**The problem:**
Exclude all pictures, then copy each of the records exactly as written.

**Provided material:**
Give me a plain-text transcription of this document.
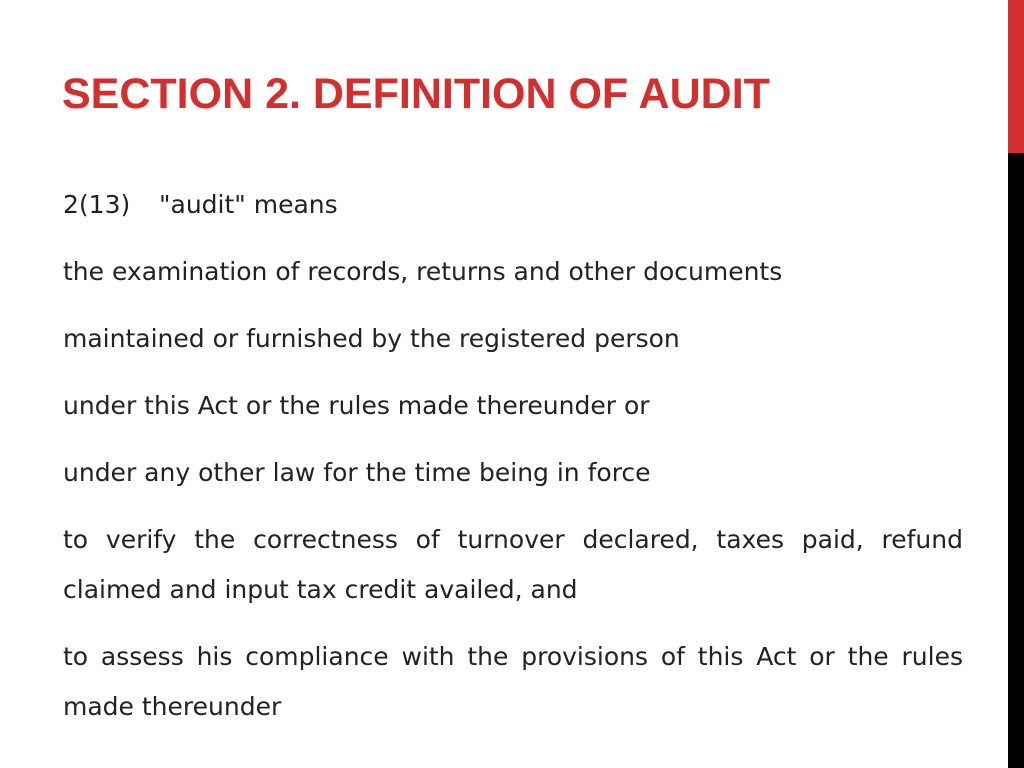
SECTION 2. DEFINITION OF AUDIT

2(13) "audit" means

the examination of records, returns and other documents

maintained or furnished by the registered person

under this Act or the rules made thereunder or

under any other law for the time being in force

to verify the correctness of turnover declared, taxes paid, refund claimed and input tax credit availed, and

to assess his compliance with the provisions of this Act or the rules made thereunder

**Written reply:**
Give me a plain-text transcription of this document.
SECTION 2. DEFINITION OF AUDIT

2(13) "audit" means

the examination of records, returns and other documents

maintained or furnished by the registered person

under this Act or the rules made thereunder or

under any other law for the time being in force

to verify the correctness of turnover declared, taxes paid, refund claimed and input tax credit availed, and

to assess his compliance with the provisions of this Act or the rules made thereunder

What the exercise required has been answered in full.